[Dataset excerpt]
══════════════════════════════

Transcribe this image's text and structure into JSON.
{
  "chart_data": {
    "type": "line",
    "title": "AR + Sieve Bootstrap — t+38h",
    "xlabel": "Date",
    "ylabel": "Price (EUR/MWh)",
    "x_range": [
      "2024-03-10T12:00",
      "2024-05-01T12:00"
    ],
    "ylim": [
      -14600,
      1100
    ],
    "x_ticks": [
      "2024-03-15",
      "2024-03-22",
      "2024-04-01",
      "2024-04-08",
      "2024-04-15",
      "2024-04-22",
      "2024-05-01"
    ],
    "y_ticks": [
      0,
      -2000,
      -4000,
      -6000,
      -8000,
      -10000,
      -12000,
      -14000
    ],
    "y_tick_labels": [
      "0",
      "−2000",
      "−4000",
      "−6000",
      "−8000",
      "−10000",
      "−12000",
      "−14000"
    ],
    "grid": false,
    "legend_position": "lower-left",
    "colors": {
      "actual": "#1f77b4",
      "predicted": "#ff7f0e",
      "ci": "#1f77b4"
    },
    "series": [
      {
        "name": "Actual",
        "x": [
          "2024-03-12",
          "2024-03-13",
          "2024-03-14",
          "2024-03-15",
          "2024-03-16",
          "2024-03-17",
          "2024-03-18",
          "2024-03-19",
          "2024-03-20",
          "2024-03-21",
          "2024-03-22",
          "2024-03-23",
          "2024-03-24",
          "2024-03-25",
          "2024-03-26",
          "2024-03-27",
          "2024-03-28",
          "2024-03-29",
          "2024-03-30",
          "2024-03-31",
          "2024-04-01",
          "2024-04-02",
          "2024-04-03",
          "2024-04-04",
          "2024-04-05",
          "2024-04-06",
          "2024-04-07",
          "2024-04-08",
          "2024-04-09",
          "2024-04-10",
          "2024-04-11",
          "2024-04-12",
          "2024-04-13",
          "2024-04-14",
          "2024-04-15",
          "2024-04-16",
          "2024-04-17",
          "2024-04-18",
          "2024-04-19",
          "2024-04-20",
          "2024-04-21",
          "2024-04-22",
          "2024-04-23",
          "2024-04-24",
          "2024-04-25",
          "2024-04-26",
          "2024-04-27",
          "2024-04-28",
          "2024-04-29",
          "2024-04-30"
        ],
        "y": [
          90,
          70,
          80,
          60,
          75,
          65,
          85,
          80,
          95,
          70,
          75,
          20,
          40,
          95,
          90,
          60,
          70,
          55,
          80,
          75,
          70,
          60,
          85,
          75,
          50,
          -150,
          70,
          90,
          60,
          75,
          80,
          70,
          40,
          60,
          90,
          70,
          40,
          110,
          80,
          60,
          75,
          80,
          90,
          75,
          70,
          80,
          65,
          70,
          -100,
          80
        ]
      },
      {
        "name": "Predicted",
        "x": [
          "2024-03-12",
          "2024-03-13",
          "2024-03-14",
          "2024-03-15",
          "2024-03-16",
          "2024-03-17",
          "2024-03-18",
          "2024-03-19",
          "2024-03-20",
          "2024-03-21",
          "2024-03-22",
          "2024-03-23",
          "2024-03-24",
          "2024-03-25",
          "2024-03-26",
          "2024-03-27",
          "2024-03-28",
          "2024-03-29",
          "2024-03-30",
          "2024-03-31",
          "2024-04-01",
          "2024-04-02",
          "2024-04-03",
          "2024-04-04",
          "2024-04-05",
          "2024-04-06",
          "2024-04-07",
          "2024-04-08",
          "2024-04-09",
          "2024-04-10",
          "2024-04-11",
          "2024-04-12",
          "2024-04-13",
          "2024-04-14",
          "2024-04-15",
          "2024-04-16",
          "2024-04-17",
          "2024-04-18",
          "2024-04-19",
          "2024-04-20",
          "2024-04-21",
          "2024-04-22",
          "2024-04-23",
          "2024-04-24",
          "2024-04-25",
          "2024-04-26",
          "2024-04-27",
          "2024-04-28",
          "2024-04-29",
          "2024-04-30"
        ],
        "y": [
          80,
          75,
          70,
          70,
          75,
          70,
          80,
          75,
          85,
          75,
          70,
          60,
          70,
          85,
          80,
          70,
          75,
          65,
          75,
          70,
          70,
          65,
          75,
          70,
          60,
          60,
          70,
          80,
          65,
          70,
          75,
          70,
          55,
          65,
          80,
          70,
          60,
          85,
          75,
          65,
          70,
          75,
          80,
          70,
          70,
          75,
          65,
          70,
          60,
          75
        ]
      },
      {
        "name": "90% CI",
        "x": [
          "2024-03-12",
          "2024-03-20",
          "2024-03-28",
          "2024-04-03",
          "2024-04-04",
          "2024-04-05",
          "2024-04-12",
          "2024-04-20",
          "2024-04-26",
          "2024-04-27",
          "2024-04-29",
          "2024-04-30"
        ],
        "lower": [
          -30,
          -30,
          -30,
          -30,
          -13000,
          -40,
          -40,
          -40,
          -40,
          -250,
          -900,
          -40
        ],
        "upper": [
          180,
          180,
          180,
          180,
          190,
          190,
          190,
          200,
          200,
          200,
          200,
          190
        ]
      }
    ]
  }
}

══════════════════════════════

• **SHORT TASK**: Report every line in the data above in which the word "name" appears.

• **FINISHED ANSWER**:
        "name": "Actual",
        "name": "Predicted",
        "name": "90% CI",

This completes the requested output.